Extracts from a graphics dataset
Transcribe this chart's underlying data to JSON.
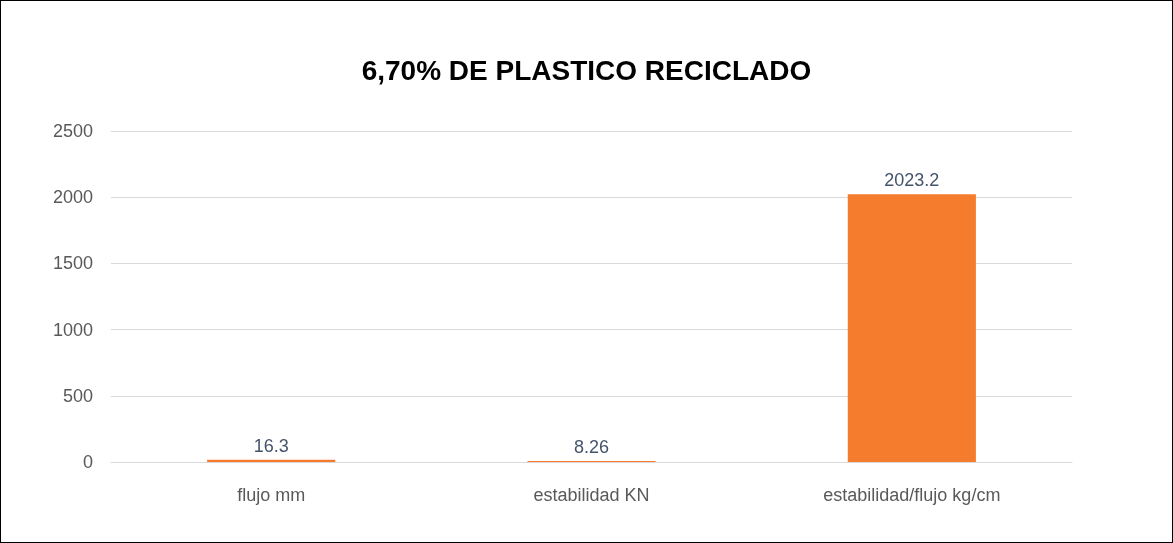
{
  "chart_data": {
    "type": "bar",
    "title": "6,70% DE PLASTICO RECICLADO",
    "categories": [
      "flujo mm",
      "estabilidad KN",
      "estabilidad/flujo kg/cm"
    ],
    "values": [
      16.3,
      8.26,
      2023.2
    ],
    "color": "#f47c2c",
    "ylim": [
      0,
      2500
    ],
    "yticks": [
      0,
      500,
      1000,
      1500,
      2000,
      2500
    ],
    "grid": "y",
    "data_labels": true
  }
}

_What you need to do_:
Print every entry exactly as written, without the pictures.

_Expected answer_:
Transcribe this chart's underlying data to JSON.
{
  "chart_data": {
    "type": "bar",
    "title": "6,70% DE PLASTICO RECICLADO",
    "categories": [
      "flujo mm",
      "estabilidad KN",
      "estabilidad/flujo kg/cm"
    ],
    "values": [
      16.3,
      8.26,
      2023.2
    ],
    "color": "#f47c2c",
    "ylim": [
      0,
      2500
    ],
    "yticks": [
      0,
      500,
      1000,
      1500,
      2000,
      2500
    ],
    "grid": "y",
    "data_labels": true
  }
}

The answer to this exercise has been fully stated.